(To do):
The data below is to be returned in full and exactly.

(Data rows):
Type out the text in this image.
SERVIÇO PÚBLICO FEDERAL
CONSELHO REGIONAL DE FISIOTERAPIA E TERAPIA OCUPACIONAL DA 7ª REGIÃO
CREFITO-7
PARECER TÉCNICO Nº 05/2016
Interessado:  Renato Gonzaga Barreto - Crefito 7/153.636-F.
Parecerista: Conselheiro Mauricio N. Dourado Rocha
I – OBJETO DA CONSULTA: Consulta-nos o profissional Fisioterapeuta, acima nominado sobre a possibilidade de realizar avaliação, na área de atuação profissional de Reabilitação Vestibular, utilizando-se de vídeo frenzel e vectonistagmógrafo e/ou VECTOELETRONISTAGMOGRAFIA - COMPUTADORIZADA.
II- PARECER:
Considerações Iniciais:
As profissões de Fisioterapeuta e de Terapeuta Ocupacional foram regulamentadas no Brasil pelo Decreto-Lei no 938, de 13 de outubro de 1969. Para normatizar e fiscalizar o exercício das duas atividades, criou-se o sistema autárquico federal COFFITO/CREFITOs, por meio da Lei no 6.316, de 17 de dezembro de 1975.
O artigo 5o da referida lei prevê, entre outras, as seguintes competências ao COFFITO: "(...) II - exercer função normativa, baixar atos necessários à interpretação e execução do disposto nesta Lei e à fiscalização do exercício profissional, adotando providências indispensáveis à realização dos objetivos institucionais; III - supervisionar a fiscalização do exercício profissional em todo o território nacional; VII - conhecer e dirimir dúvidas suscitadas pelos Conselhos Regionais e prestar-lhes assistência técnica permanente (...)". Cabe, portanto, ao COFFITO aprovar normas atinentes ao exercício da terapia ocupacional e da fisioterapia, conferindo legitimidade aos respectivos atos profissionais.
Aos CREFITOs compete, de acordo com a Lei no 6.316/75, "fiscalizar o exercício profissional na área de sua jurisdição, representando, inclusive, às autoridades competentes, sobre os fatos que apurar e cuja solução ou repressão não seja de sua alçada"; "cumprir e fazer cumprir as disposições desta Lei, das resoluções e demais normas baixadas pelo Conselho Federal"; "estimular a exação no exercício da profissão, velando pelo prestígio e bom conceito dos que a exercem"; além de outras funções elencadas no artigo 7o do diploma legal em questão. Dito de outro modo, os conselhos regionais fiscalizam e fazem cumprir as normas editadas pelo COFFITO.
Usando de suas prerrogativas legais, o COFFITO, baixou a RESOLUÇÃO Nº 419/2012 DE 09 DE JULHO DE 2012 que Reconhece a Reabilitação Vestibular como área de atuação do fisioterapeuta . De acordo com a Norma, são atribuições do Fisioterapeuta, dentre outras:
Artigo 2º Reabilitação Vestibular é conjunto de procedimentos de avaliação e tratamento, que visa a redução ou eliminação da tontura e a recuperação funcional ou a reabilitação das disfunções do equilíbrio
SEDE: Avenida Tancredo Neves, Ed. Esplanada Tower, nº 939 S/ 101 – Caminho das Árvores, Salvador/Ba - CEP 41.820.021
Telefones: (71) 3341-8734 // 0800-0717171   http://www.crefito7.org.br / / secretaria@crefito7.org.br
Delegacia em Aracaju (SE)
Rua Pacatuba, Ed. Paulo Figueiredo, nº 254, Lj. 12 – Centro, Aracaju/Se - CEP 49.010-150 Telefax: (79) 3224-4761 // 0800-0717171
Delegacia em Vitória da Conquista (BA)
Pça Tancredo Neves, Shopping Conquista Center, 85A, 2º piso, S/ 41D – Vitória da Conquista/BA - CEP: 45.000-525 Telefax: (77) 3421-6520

(Task solution):
Type out the text in this image.
SERVIÇO PÚBLICO FEDERAL
CONSELHO REGIONAL DE FISIOTERAPIA E TERAPIA OCUPACIONAL DA 7ª REGIÃO
CREFITO-7
PARECER TÉCNICO Nº 05/2016
Interessado:  Renato Gonzaga Barreto - Crefito 7/153.636-F.
Parecerista: Conselheiro Mauricio N. Dourado Rocha
I – OBJETO DA CONSULTA: Consulta-nos o profissional Fisioterapeuta, acima nominado sobre a possibilidade de realizar avaliação, na área de atuação profissional de Reabilitação Vestibular, utilizando-se de vídeo frenzel e vectonistagmógrafo e/ou VECTOELETRONISTAGMOGRAFIA - COMPUTADORIZADA.
II- PARECER:
Considerações Iniciais:
As profissões de Fisioterapeuta e de Terapeuta Ocupacional foram regulamentadas no Brasil pelo Decreto-Lei no 938, de 13 de outubro de 1969. Para normatizar e fiscalizar o exercício das duas atividades, criou-se o sistema autárquico federal COFFITO/CREFITOs, por meio da Lei no 6.316, de 17 de dezembro de 1975.
O artigo 5o da referida lei prevê, entre outras, as seguintes competências ao COFFITO: "(...) II - exercer função normativa, baixar atos necessários à interpretação e execução do disposto nesta Lei e à fiscalização do exercício profissional, adotando providências indispensáveis à realização dos objetivos institucionais; III - supervisionar a fiscalização do exercício profissional em todo o território nacional; VII - conhecer e dirimir dúvidas suscitadas pelos Conselhos Regionais e prestar-lhes assistência técnica permanente (...)". Cabe, portanto, ao COFFITO aprovar normas atinentes ao exercício da terapia ocupacional e da fisioterapia, conferindo legitimidade aos respectivos atos profissionais.
Aos CREFITOs compete, de acordo com a Lei no 6.316/75, "fiscalizar o exercício profissional na área de sua jurisdição, representando, inclusive, às autoridades competentes, sobre os fatos que apurar e cuja solução ou repressão não seja de sua alçada"; "cumprir e fazer cumprir as disposições desta Lei, das resoluções e demais normas baixadas pelo Conselho Federal"; "estimular a exação no exercício da profissão, velando pelo prestígio e bom conceito dos que a exercem"; além de outras funções elencadas no artigo 7o do diploma legal em questão. Dito de outro modo, os conselhos regionais fiscalizam e fazem cumprir as normas editadas pelo COFFITO.
Usando de suas prerrogativas legais, o COFFITO, baixou a RESOLUÇÃO Nº 419/2012 DE 09 DE JULHO DE 2012 que Reconhece a Reabilitação Vestibular como área de atuação do fisioterapeuta . De acordo com a Norma, são atribuições do Fisioterapeuta, dentre outras:
Artigo 2º Reabilitação Vestibular é conjunto de procedimentos de avaliação e tratamento, que visa a redução ou eliminação da tontura e a recuperação funcional ou a reabilitação das disfunções do equilíbrio
SEDE: Avenida Tancredo Neves, Ed. Esplanada Tower, nº 939 S/ 101 – Caminho das Árvores, Salvador/Ba - CEP 41.820.021
Telefones: (71) 3341-8734 // 0800-0717171   http://www.crefito7.org.br / / secretaria@crefito7.org.br
Delegacia em Aracaju (SE)
Rua Pacatuba, Ed. Paulo Figueiredo, nº 254, Lj. 12 – Centro, Aracaju/Se - CEP 49.010-150 Telefax: (79) 3224-4761 // 0800-0717171
Delegacia em Vitória da Conquista (BA)
Pça Tancredo Neves, Shopping Conquista Center, 85A, 2º piso, S/ 41D – Vitória da Conquista/BA - CEP: 45.000-525 Telefax: (77) 3421-6520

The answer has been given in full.